┏━━

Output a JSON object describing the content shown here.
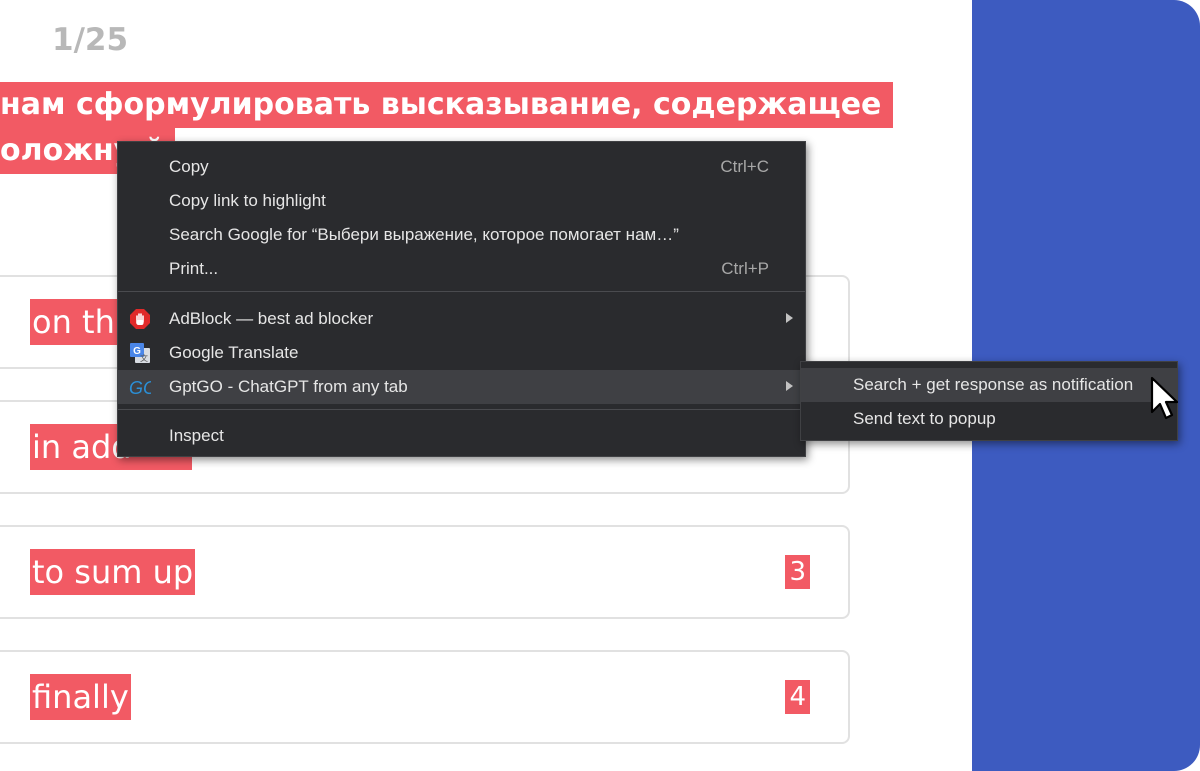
{
  "counter": "1/25",
  "question": {
    "line1": "нам сформулировать высказывание, содержащее",
    "line2": "оложну                       й"
  },
  "options": [
    {
      "text": "on th",
      "num": ""
    },
    {
      "text": "in add",
      "num": ""
    },
    {
      "text": "to sum up",
      "num": "3"
    },
    {
      "text": "finally",
      "num": "4"
    }
  ],
  "context_menu": {
    "copy": "Copy",
    "copy_shortcut": "Ctrl+C",
    "copy_link": "Copy link to highlight",
    "search_google": "Search Google for “Выбери выражение, которое помогает нам…”",
    "print": "Print...",
    "print_shortcut": "Ctrl+P",
    "adblock": "AdBlock — best ad blocker",
    "google_translate": "Google Translate",
    "gptgo": "GptGO - ChatGPT from any tab",
    "inspect": "Inspect"
  },
  "submenu": {
    "search_notification": "Search + get response as notification",
    "send_popup": "Send text to popup"
  },
  "colors": {
    "highlight": "#f25a64",
    "sidebar": "#3d5bc0",
    "menu_bg": "#2a2b2e"
  }
}
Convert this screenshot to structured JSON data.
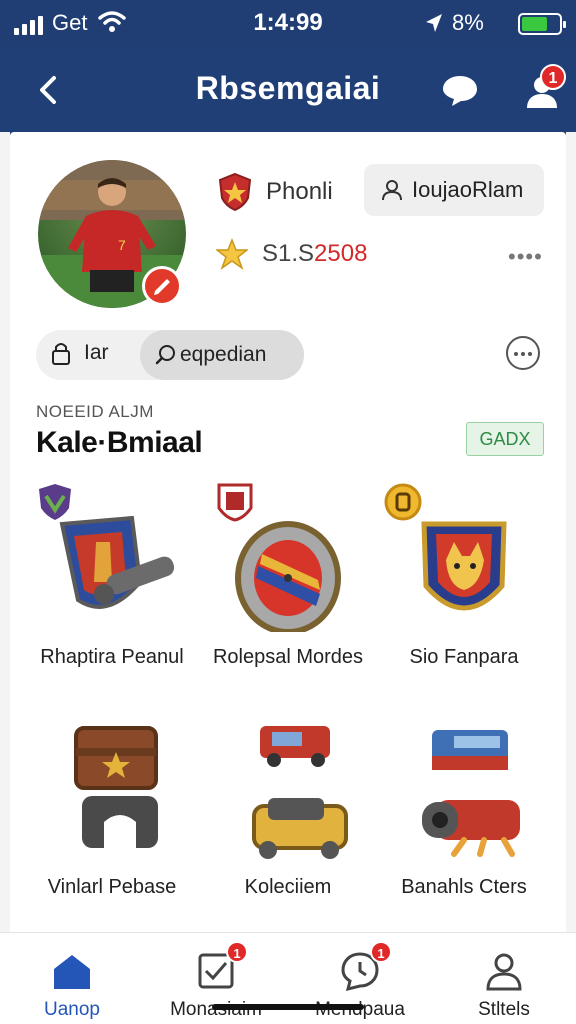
{
  "status_bar": {
    "carrier": "Get",
    "time": "1:4:99",
    "battery_text": "8%",
    "battery_level": 0.7
  },
  "nav": {
    "title": "Rbsemgaiai",
    "profile_badge": "1",
    "icons": {
      "back": "chevron-left-icon",
      "chat": "chat-bubble-icon",
      "profile": "user-icon"
    }
  },
  "profile": {
    "rank_label": "Phonli",
    "follow_button": "IoujaoRlam",
    "score_prefix": "S1.S",
    "score_highlight": "2508",
    "more": "••••"
  },
  "pills": {
    "first_label": "Iar",
    "second_label": "eqpedian"
  },
  "section": {
    "kicker": "NOEEID ALJM",
    "title": "Kale·Bmiaal",
    "tag": "GADX"
  },
  "items": [
    {
      "name": "Rhaptira Peanul",
      "icon": "shield-cannon-icon"
    },
    {
      "name": "Rolepsal Mordes",
      "icon": "round-shield-icon"
    },
    {
      "name": "Sio Fanpara",
      "icon": "fox-shield-icon"
    },
    {
      "name": "Vinlarl Pebase",
      "icon": "chest-anvil-icon"
    },
    {
      "name": "Koleciiem",
      "icon": "gold-cannon-icon"
    },
    {
      "name": "Banahls Cters",
      "icon": "wagon-cannon-icon"
    }
  ],
  "tabs": [
    {
      "label": "Uanop",
      "icon": "home-icon",
      "badge": ""
    },
    {
      "label": "Monasiaim",
      "icon": "checklist-icon",
      "badge": "1"
    },
    {
      "label": "Mendpaua",
      "icon": "clock-chat-icon",
      "badge": "1"
    },
    {
      "label": "Stltels",
      "icon": "user-icon",
      "badge": ""
    }
  ],
  "colors": {
    "header": "#213f77",
    "accent_red": "#e02828",
    "tab_active": "#2456b8",
    "tag_green": "#2e8b43"
  }
}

┗━━

What needs to be done:
From the records given above, copy all lines containing "cannon".

Solution to the exercise:
      "icon": "shield-cannon-icon"
      "icon": "gold-cannon-icon"
      "icon": "wagon-cannon-icon"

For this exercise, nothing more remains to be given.